Exercise requirements = Copy all records verbatim.
***** Stored records
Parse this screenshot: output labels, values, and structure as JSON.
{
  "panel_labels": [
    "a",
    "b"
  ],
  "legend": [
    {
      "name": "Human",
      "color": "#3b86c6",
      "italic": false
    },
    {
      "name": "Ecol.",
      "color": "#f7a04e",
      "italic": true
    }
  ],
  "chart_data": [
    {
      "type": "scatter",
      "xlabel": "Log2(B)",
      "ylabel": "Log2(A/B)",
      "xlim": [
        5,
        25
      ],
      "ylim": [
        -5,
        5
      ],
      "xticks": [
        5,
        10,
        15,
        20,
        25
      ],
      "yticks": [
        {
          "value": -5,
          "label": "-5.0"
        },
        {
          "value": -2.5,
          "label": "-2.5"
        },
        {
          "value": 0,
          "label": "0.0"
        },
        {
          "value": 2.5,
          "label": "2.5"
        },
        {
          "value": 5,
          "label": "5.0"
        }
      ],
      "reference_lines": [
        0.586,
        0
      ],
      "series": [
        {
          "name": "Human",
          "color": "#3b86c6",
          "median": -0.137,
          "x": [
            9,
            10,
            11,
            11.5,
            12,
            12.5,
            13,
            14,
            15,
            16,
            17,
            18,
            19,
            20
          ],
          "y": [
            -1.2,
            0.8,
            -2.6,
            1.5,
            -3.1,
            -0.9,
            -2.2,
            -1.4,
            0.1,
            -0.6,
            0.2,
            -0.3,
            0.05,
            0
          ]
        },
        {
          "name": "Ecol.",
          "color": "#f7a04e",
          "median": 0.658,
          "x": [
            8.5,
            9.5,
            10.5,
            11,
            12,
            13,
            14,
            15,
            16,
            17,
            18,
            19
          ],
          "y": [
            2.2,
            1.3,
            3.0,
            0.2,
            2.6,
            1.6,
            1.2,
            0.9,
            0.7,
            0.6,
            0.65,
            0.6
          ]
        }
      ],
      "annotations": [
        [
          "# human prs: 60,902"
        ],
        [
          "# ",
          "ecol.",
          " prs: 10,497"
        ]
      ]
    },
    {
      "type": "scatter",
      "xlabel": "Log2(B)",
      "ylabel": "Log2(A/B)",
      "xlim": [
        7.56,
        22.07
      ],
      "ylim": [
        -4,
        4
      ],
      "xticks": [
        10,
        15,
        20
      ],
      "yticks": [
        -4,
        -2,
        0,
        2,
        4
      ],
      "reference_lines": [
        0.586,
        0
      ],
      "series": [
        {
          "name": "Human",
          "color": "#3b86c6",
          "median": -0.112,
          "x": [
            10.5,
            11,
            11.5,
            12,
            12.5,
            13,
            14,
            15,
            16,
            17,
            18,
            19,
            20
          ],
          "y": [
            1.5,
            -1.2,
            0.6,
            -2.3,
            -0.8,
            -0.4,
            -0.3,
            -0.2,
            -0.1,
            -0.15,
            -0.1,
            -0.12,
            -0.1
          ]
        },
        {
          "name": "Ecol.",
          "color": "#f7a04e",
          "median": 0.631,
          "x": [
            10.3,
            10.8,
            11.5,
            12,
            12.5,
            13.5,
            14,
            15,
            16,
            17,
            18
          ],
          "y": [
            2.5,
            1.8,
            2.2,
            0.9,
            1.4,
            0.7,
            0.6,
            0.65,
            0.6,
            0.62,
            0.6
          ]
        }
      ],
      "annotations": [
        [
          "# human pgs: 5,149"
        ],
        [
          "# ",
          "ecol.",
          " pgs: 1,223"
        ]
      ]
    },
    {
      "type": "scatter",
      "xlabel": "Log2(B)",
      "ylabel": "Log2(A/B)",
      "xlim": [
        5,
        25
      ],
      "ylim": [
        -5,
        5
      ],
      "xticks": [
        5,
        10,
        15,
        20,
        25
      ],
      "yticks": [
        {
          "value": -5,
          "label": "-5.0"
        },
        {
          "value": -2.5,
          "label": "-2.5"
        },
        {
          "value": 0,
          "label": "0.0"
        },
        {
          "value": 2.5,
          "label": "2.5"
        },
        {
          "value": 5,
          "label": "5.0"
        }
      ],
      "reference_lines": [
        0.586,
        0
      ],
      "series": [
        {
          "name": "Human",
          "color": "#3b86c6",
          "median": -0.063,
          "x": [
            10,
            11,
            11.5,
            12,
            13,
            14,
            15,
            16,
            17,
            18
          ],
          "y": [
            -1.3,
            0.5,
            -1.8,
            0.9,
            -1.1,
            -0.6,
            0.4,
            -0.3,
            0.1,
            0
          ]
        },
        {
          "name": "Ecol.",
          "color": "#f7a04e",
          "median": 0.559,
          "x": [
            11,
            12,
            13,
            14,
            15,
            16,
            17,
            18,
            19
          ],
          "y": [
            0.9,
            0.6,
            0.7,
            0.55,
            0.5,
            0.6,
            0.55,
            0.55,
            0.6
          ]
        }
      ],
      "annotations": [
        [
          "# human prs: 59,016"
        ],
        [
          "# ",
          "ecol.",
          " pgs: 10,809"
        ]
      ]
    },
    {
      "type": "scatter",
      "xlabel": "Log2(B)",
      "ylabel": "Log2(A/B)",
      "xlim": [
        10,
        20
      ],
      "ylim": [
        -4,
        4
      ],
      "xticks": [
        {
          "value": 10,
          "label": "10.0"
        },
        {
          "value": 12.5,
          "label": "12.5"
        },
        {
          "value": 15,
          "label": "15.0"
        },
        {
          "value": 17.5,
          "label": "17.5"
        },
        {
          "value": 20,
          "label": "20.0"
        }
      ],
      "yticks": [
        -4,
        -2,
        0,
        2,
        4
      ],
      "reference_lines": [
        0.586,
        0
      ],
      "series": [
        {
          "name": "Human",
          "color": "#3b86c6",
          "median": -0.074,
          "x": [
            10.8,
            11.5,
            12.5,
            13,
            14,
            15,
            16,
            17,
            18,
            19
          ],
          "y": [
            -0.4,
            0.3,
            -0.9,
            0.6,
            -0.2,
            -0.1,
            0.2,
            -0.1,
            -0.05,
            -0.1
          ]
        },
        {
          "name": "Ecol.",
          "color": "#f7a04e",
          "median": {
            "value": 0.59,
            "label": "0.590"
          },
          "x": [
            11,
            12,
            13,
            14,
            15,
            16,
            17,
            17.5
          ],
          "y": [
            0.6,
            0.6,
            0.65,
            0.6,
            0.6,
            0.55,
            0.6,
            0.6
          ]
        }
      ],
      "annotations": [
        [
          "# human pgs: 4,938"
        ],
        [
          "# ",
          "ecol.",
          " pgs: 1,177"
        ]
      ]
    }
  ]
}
**********
Exercise result =
Parse this screenshot: output labels, values, and structure as JSON.
{
  "panel_labels": [
    "a",
    "b"
  ],
  "legend": [
    {
      "name": "Human",
      "color": "#3b86c6",
      "italic": false
    },
    {
      "name": "Ecol.",
      "color": "#f7a04e",
      "italic": true
    }
  ],
  "chart_data": [
    {
      "type": "scatter",
      "xlabel": "Log2(B)",
      "ylabel": "Log2(A/B)",
      "xlim": [
        5,
        25
      ],
      "ylim": [
        -5,
        5
      ],
      "xticks": [
        5,
        10,
        15,
        20,
        25
      ],
      "yticks": [
        {
          "value": -5,
          "label": "-5.0"
        },
        {
          "value": -2.5,
          "label": "-2.5"
        },
        {
          "value": 0,
          "label": "0.0"
        },
        {
          "value": 2.5,
          "label": "2.5"
        },
        {
          "value": 5,
          "label": "5.0"
        }
      ],
      "reference_lines": [
        0.586,
        0
      ],
      "series": [
        {
          "name": "Human",
          "color": "#3b86c6",
          "median": -0.137,
          "x": [
            9,
            10,
            11,
            11.5,
            12,
            12.5,
            13,
            14,
            15,
            16,
            17,
            18,
            19,
            20
          ],
          "y": [
            -1.2,
            0.8,
            -2.6,
            1.5,
            -3.1,
            -0.9,
            -2.2,
            -1.4,
            0.1,
            -0.6,
            0.2,
            -0.3,
            0.05,
            0
          ]
        },
        {
          "name": "Ecol.",
          "color": "#f7a04e",
          "median": 0.658,
          "x": [
            8.5,
            9.5,
            10.5,
            11,
            12,
            13,
            14,
            15,
            16,
            17,
            18,
            19
          ],
          "y": [
            2.2,
            1.3,
            3.0,
            0.2,
            2.6,
            1.6,
            1.2,
            0.9,
            0.7,
            0.6,
            0.65,
            0.6
          ]
        }
      ],
      "annotations": [
        [
          "# human prs: 60,902"
        ],
        [
          "# ",
          "ecol.",
          " prs: 10,497"
        ]
      ]
    },
    {
      "type": "scatter",
      "xlabel": "Log2(B)",
      "ylabel": "Log2(A/B)",
      "xlim": [
        7.56,
        22.07
      ],
      "ylim": [
        -4,
        4
      ],
      "xticks": [
        10,
        15,
        20
      ],
      "yticks": [
        -4,
        -2,
        0,
        2,
        4
      ],
      "reference_lines": [
        0.586,
        0
      ],
      "series": [
        {
          "name": "Human",
          "color": "#3b86c6",
          "median": -0.112,
          "x": [
            10.5,
            11,
            11.5,
            12,
            12.5,
            13,
            14,
            15,
            16,
            17,
            18,
            19,
            20
          ],
          "y": [
            1.5,
            -1.2,
            0.6,
            -2.3,
            -0.8,
            -0.4,
            -0.3,
            -0.2,
            -0.1,
            -0.15,
            -0.1,
            -0.12,
            -0.1
          ]
        },
        {
          "name": "Ecol.",
          "color": "#f7a04e",
          "median": 0.631,
          "x": [
            10.3,
            10.8,
            11.5,
            12,
            12.5,
            13.5,
            14,
            15,
            16,
            17,
            18
          ],
          "y": [
            2.5,
            1.8,
            2.2,
            0.9,
            1.4,
            0.7,
            0.6,
            0.65,
            0.6,
            0.62,
            0.6
          ]
        }
      ],
      "annotations": [
        [
          "# human pgs: 5,149"
        ],
        [
          "# ",
          "ecol.",
          " pgs: 1,223"
        ]
      ]
    },
    {
      "type": "scatter",
      "xlabel": "Log2(B)",
      "ylabel": "Log2(A/B)",
      "xlim": [
        5,
        25
      ],
      "ylim": [
        -5,
        5
      ],
      "xticks": [
        5,
        10,
        15,
        20,
        25
      ],
      "yticks": [
        {
          "value": -5,
          "label": "-5.0"
        },
        {
          "value": -2.5,
          "label": "-2.5"
        },
        {
          "value": 0,
          "label": "0.0"
        },
        {
          "value": 2.5,
          "label": "2.5"
        },
        {
          "value": 5,
          "label": "5.0"
        }
      ],
      "reference_lines": [
        0.586,
        0
      ],
      "series": [
        {
          "name": "Human",
          "color": "#3b86c6",
          "median": -0.063,
          "x": [
            10,
            11,
            11.5,
            12,
            13,
            14,
            15,
            16,
            17,
            18
          ],
          "y": [
            -1.3,
            0.5,
            -1.8,
            0.9,
            -1.1,
            -0.6,
            0.4,
            -0.3,
            0.1,
            0
          ]
        },
        {
          "name": "Ecol.",
          "color": "#f7a04e",
          "median": 0.559,
          "x": [
            11,
            12,
            13,
            14,
            15,
            16,
            17,
            18,
            19
          ],
          "y": [
            0.9,
            0.6,
            0.7,
            0.55,
            0.5,
            0.6,
            0.55,
            0.55,
            0.6
          ]
        }
      ],
      "annotations": [
        [
          "# human prs: 59,016"
        ],
        [
          "# ",
          "ecol.",
          " pgs: 10,809"
        ]
      ]
    },
    {
      "type": "scatter",
      "xlabel": "Log2(B)",
      "ylabel": "Log2(A/B)",
      "xlim": [
        10,
        20
      ],
      "ylim": [
        -4,
        4
      ],
      "xticks": [
        {
          "value": 10,
          "label": "10.0"
        },
        {
          "value": 12.5,
          "label": "12.5"
        },
        {
          "value": 15,
          "label": "15.0"
        },
        {
          "value": 17.5,
          "label": "17.5"
        },
        {
          "value": 20,
          "label": "20.0"
        }
      ],
      "yticks": [
        -4,
        -2,
        0,
        2,
        4
      ],
      "reference_lines": [
        0.586,
        0
      ],
      "series": [
        {
          "name": "Human",
          "color": "#3b86c6",
          "median": -0.074,
          "x": [
            10.8,
            11.5,
            12.5,
            13,
            14,
            15,
            16,
            17,
            18,
            19
          ],
          "y": [
            -0.4,
            0.3,
            -0.9,
            0.6,
            -0.2,
            -0.1,
            0.2,
            -0.1,
            -0.05,
            -0.1
          ]
        },
        {
          "name": "Ecol.",
          "color": "#f7a04e",
          "median": {
            "value": 0.59,
            "label": "0.590"
          },
          "x": [
            11,
            12,
            13,
            14,
            15,
            16,
            17,
            17.5
          ],
          "y": [
            0.6,
            0.6,
            0.65,
            0.6,
            0.6,
            0.55,
            0.6,
            0.6
          ]
        }
      ],
      "annotations": [
        [
          "# human pgs: 4,938"
        ],
        [
          "# ",
          "ecol.",
          " pgs: 1,177"
        ]
      ]
    }
  ]
}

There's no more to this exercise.